┌─ Input material
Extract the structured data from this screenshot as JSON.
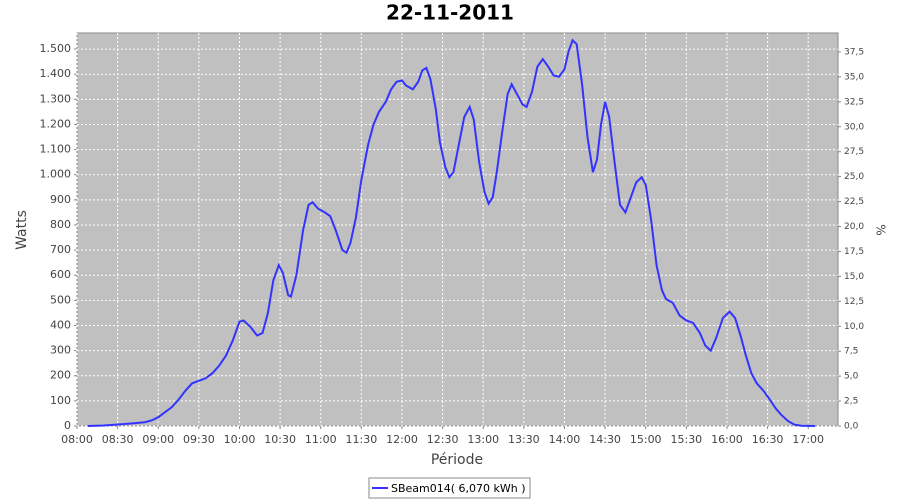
{
  "chart_data": {
    "type": "line",
    "title": "22-11-2011",
    "x_label": "Période",
    "y_label": "Watts",
    "y2_label": "%",
    "x": [
      "08:08",
      "08:20",
      "08:30",
      "08:40",
      "08:50",
      "08:55",
      "09:00",
      "09:10",
      "09:15",
      "09:20",
      "09:25",
      "09:30",
      "09:35",
      "09:40",
      "09:45",
      "09:50",
      "09:55",
      "10:00",
      "10:03",
      "10:08",
      "10:13",
      "10:17",
      "10:21",
      "10:25",
      "10:29",
      "10:32",
      "10:36",
      "10:38",
      "10:42",
      "10:47",
      "10:51",
      "10:54",
      "10:58",
      "11:03",
      "11:07",
      "11:11",
      "11:16",
      "11:19",
      "11:22",
      "11:26",
      "11:30",
      "11:35",
      "11:39",
      "11:43",
      "11:48",
      "11:52",
      "11:56",
      "12:00",
      "12:03",
      "12:08",
      "12:12",
      "12:15",
      "12:18",
      "12:21",
      "12:25",
      "12:28",
      "12:32",
      "12:35",
      "12:38",
      "12:42",
      "12:46",
      "12:50",
      "12:53",
      "12:57",
      "13:01",
      "13:04",
      "13:07",
      "13:10",
      "13:14",
      "13:18",
      "13:21",
      "13:25",
      "13:29",
      "13:32",
      "13:36",
      "13:40",
      "13:44",
      "13:48",
      "13:52",
      "13:56",
      "14:00",
      "14:03",
      "14:06",
      "14:09",
      "14:13",
      "14:17",
      "14:21",
      "14:24",
      "14:27",
      "14:30",
      "14:33",
      "14:37",
      "14:41",
      "14:45",
      "14:49",
      "14:53",
      "14:57",
      "15:00",
      "15:04",
      "15:08",
      "15:12",
      "15:15",
      "15:20",
      "15:25",
      "15:30",
      "15:35",
      "15:40",
      "15:44",
      "15:48",
      "15:52",
      "15:57",
      "16:02",
      "16:06",
      "16:10",
      "16:14",
      "16:18",
      "16:22",
      "16:27",
      "16:31",
      "16:36",
      "16:40",
      "16:45",
      "16:50",
      "16:55",
      "17:05"
    ],
    "series": [
      {
        "name": "SBeam014( 6,070 kWh )",
        "color": "#3333ff",
        "values": [
          0,
          2,
          6,
          10,
          15,
          22,
          35,
          75,
          105,
          140,
          170,
          180,
          190,
          210,
          240,
          280,
          340,
          415,
          420,
          395,
          360,
          370,
          450,
          580,
          640,
          610,
          520,
          515,
          600,
          780,
          880,
          890,
          865,
          850,
          835,
          780,
          700,
          690,
          730,
          830,
          980,
          1120,
          1200,
          1250,
          1290,
          1340,
          1370,
          1375,
          1355,
          1340,
          1370,
          1415,
          1425,
          1380,
          1260,
          1130,
          1030,
          990,
          1010,
          1120,
          1230,
          1270,
          1220,
          1050,
          930,
          885,
          910,
          1010,
          1170,
          1320,
          1360,
          1320,
          1280,
          1270,
          1330,
          1430,
          1460,
          1430,
          1395,
          1390,
          1420,
          1490,
          1535,
          1520,
          1360,
          1150,
          1010,
          1060,
          1200,
          1290,
          1230,
          1050,
          880,
          850,
          910,
          970,
          990,
          960,
          820,
          640,
          540,
          505,
          490,
          440,
          420,
          410,
          370,
          320,
          300,
          350,
          430,
          455,
          430,
          360,
          280,
          210,
          170,
          140,
          110,
          70,
          45,
          20,
          5,
          1,
          0
        ]
      }
    ],
    "xlim": [
      "08:00",
      "17:22"
    ],
    "xticks": [
      "08:00",
      "08:30",
      "09:00",
      "09:30",
      "10:00",
      "10:30",
      "11:00",
      "11:30",
      "12:00",
      "12:30",
      "13:00",
      "13:30",
      "14:00",
      "14:30",
      "15:00",
      "15:30",
      "16:00",
      "16:30",
      "17:00"
    ],
    "ylim": [
      0,
      1564
    ],
    "yticks": [
      0,
      100,
      200,
      300,
      400,
      500,
      600,
      700,
      800,
      900,
      {
        "value": 1000,
        "label": "1.000"
      },
      {
        "value": 1100,
        "label": "1.100"
      },
      {
        "value": 1200,
        "label": "1.200"
      },
      {
        "value": 1300,
        "label": "1.300"
      },
      {
        "value": 1400,
        "label": "1.400"
      },
      {
        "value": 1500,
        "label": "1.500"
      }
    ],
    "y2lim": [
      0,
      39.4
    ],
    "y2ticks": [
      {
        "value": 0,
        "label": "0,0"
      },
      {
        "value": 2.5,
        "label": "2,5"
      },
      {
        "value": 5,
        "label": "5,0"
      },
      {
        "value": 7.5,
        "label": "7,5"
      },
      {
        "value": 10,
        "label": "10,0"
      },
      {
        "value": 12.5,
        "label": "12,5"
      },
      {
        "value": 15,
        "label": "15,0"
      },
      {
        "value": 17.5,
        "label": "17,5"
      },
      {
        "value": 20,
        "label": "20,0"
      },
      {
        "value": 22.5,
        "label": "22,5"
      },
      {
        "value": 25,
        "label": "25,0"
      },
      {
        "value": 27.5,
        "label": "27,5"
      },
      {
        "value": 30,
        "label": "30,0"
      },
      {
        "value": 32.5,
        "label": "32,5"
      },
      {
        "value": 35,
        "label": "35,0"
      },
      {
        "value": 37.5,
        "label": "37,5"
      }
    ],
    "grid": true,
    "legend": "bottom"
  }
}
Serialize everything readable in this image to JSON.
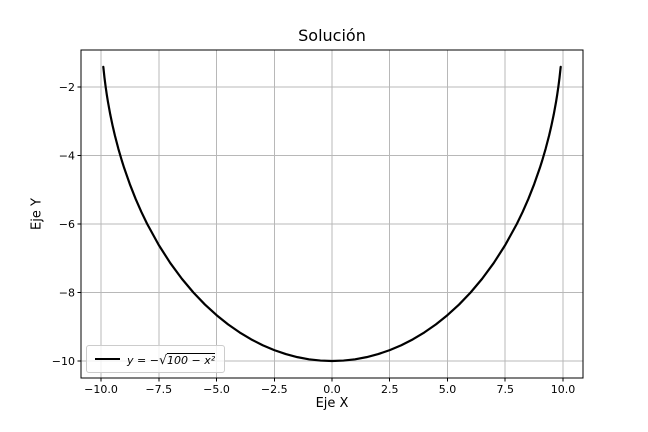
└─
• _Task directions_:
Select all lines in the listing above where the word "JSON" appears, and show them.

• _Task answer_:
Extract the structured data from this screenshot as JSON.
Serialize everything readable in this image to JSON.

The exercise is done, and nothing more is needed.